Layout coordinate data
----------------------------------------
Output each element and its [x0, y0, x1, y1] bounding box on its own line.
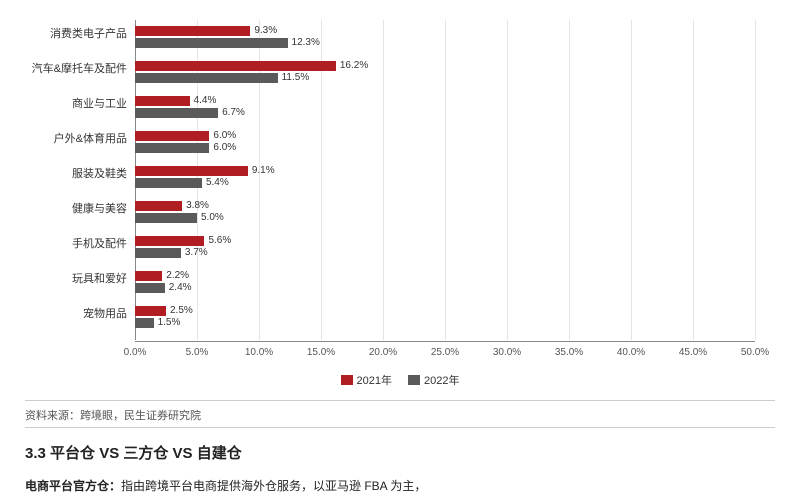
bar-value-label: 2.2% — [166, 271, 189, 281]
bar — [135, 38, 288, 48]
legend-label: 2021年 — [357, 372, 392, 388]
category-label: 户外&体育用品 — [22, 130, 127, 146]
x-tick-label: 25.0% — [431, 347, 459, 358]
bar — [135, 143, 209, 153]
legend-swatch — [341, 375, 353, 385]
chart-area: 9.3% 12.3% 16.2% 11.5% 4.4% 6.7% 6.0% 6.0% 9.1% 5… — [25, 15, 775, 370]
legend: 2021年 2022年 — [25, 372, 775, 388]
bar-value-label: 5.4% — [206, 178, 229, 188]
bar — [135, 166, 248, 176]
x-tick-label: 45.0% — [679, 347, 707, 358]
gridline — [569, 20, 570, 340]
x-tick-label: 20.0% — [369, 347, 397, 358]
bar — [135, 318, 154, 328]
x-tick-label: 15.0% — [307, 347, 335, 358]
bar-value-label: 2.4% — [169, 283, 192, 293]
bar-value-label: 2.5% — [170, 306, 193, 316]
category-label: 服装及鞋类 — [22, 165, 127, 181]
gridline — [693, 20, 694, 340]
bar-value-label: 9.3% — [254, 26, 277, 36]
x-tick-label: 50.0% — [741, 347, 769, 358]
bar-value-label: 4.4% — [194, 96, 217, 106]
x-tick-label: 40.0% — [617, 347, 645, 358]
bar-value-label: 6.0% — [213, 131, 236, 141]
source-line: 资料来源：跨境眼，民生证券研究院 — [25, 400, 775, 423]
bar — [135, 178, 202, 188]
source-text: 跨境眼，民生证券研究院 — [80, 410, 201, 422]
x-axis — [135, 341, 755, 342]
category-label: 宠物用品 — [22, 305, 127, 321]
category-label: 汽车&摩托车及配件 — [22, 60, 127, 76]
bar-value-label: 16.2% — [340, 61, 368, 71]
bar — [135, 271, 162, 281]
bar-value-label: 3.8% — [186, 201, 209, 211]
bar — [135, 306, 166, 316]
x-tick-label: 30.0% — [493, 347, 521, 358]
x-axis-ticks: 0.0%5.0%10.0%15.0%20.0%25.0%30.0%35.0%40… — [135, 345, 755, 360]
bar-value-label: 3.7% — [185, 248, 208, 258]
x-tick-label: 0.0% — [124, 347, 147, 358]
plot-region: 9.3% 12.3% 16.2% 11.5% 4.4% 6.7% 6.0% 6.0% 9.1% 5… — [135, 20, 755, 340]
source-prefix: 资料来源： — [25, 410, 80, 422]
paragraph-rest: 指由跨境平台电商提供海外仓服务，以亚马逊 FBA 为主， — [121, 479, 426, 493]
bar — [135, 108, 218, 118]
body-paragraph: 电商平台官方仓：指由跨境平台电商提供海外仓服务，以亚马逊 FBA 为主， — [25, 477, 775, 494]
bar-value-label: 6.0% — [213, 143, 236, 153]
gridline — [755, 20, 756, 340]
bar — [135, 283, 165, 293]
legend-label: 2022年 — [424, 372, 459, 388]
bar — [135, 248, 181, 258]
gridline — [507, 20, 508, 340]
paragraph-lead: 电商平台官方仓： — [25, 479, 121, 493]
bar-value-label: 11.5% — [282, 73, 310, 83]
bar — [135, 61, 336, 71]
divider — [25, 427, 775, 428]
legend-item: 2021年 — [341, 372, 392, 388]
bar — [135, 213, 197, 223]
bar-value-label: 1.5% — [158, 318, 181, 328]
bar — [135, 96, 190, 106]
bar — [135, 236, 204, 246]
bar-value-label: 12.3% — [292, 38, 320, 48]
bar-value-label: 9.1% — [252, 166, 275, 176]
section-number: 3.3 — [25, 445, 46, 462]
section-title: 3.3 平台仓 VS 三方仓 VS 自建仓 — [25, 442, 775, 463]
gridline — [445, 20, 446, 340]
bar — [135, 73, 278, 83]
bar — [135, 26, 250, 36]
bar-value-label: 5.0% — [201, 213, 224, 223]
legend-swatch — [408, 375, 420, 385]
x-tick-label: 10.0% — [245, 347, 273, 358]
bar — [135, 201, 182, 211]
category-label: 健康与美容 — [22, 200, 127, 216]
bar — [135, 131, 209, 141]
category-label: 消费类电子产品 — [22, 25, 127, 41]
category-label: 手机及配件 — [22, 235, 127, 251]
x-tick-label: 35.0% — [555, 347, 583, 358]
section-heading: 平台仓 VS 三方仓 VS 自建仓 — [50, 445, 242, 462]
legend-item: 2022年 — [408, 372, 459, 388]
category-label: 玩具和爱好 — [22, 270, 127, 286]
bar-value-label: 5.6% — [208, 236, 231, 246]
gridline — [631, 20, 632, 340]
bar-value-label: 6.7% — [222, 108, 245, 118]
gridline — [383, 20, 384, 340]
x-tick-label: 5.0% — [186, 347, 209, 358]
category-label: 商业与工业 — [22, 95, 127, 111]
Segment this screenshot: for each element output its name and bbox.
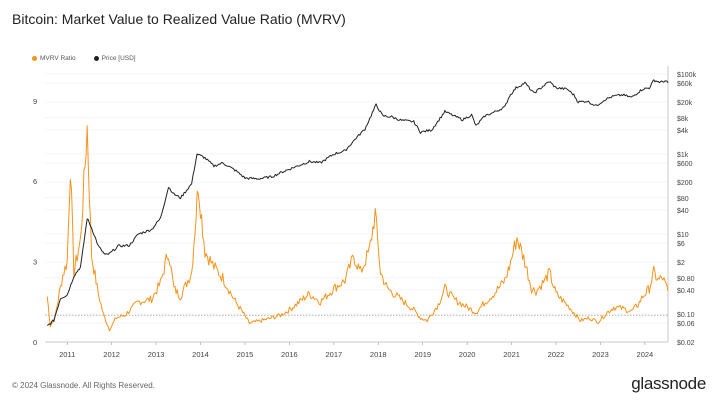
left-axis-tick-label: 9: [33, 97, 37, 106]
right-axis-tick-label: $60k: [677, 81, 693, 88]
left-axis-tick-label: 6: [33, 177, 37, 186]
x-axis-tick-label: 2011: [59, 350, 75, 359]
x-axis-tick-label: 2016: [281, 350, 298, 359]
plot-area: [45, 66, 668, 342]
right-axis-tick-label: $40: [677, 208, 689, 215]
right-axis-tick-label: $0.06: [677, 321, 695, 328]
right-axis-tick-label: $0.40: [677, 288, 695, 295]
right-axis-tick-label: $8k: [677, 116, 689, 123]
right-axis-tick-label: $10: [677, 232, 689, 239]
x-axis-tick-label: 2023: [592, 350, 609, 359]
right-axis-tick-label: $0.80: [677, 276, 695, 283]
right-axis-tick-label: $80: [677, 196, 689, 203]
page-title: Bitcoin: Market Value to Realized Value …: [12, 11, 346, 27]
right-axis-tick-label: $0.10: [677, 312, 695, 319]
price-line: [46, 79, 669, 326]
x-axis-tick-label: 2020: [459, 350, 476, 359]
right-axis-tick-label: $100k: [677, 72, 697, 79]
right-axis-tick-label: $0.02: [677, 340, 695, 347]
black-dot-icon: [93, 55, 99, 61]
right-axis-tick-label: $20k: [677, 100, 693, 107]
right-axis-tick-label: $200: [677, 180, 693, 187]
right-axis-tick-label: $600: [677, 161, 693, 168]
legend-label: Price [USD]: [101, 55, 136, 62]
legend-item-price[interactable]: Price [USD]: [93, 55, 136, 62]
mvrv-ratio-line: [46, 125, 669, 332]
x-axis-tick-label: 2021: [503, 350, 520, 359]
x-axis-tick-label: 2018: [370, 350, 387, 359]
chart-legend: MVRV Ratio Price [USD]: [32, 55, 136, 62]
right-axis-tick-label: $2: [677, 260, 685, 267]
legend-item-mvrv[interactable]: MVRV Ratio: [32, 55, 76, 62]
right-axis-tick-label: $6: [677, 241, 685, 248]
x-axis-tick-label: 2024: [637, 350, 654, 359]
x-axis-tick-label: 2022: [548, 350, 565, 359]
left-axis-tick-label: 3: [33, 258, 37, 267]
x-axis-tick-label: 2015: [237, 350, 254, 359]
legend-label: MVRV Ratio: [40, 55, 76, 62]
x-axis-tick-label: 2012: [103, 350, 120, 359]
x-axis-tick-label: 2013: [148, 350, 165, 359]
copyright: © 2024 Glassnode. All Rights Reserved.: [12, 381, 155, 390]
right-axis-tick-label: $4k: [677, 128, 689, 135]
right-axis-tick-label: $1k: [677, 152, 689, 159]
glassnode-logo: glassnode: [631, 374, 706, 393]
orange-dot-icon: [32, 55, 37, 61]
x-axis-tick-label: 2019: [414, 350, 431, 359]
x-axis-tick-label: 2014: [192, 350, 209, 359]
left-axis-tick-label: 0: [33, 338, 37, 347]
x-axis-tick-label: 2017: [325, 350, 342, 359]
----------------------------------------
*EXERCISE DIRECTIONS:*
Copy out every line of the records unchanged, beginning with the line containing "bar-value-label: 2.2% — [166, 271, 189, 281]" and continuing through the line containing "bar-value-label: 6.0% — [213, 143, 236, 153]", with both of those lines included.

*REPLY:*
bar-value-label: 2.2% — [166, 271, 189, 281]
bar — [135, 38, 288, 48]
legend-label: 2021年 — [357, 372, 392, 388]
category-label: 户外&体育用品 — [22, 130, 127, 146]
x-tick-label: 25.0% — [431, 347, 459, 358]
bar — [135, 143, 209, 153]
legend-swatch — [341, 375, 353, 385]
chart-area: 9.3% 12.3% 16.2% 11.5% 4.4% 6.7% 6.0% 6.0% 9.1% 5… — [25, 15, 775, 370]
legend: 2021年 2022年 — [25, 372, 775, 388]
bar-value-label: 5.4% — [206, 178, 229, 188]
bar — [135, 166, 248, 176]
x-tick-label: 45.0% — [679, 347, 707, 358]
gridline — [569, 20, 570, 340]
x-tick-label: 20.0% — [369, 347, 397, 358]
bar — [135, 318, 154, 328]
x-tick-label: 15.0% — [307, 347, 335, 358]
bar-value-label: 2.4% — [169, 283, 192, 293]
bar-value-label: 2.5% — [170, 306, 193, 316]
category-label: 服装及鞋类 — [22, 165, 127, 181]
gridline — [693, 20, 694, 340]
bar-value-label: 9.3% — [254, 26, 277, 36]
x-tick-label: 50.0% — [741, 347, 769, 358]
bar-value-label: 4.4% — [194, 96, 217, 106]
x-tick-label: 40.0% — [617, 347, 645, 358]
bar-value-label: 6.0% — [213, 131, 236, 141]
source-line: 资料来源：跨境眼，民生证券研究院 — [25, 400, 775, 423]
bar — [135, 178, 202, 188]
source-text: 跨境眼，民生证券研究院 — [80, 410, 201, 422]
x-axis — [135, 341, 755, 342]
category-label: 宠物用品 — [22, 305, 127, 321]
category-label: 汽车&摩托车及配件 — [22, 60, 127, 76]
bar-value-label: 16.2% — [340, 61, 368, 71]
bar — [135, 271, 162, 281]
bar-value-label: 3.8% — [186, 201, 209, 211]
bar — [135, 306, 166, 316]
x-tick-label: 30.0% — [493, 347, 521, 358]
x-axis-ticks: 0.0%5.0%10.0%15.0%20.0%25.0%30.0%35.0%40… — [135, 345, 755, 360]
bar-value-label: 3.7% — [185, 248, 208, 258]
x-tick-label: 0.0% — [124, 347, 147, 358]
plot-region: 9.3% 12.3% 16.2% 11.5% 4.4% 6.7% 6.0% 6.0% 9.1% 5… — [135, 20, 755, 340]
source-prefix: 资料来源： — [25, 410, 80, 422]
paragraph-rest: 指由跨境平台电商提供海外仓服务，以亚马逊 FBA 为主， — [121, 479, 426, 493]
bar — [135, 108, 218, 118]
body-paragraph: 电商平台官方仓：指由跨境平台电商提供海外仓服务，以亚马逊 FBA 为主， — [25, 477, 775, 494]
bar-value-label: 6.0% — [213, 143, 236, 153]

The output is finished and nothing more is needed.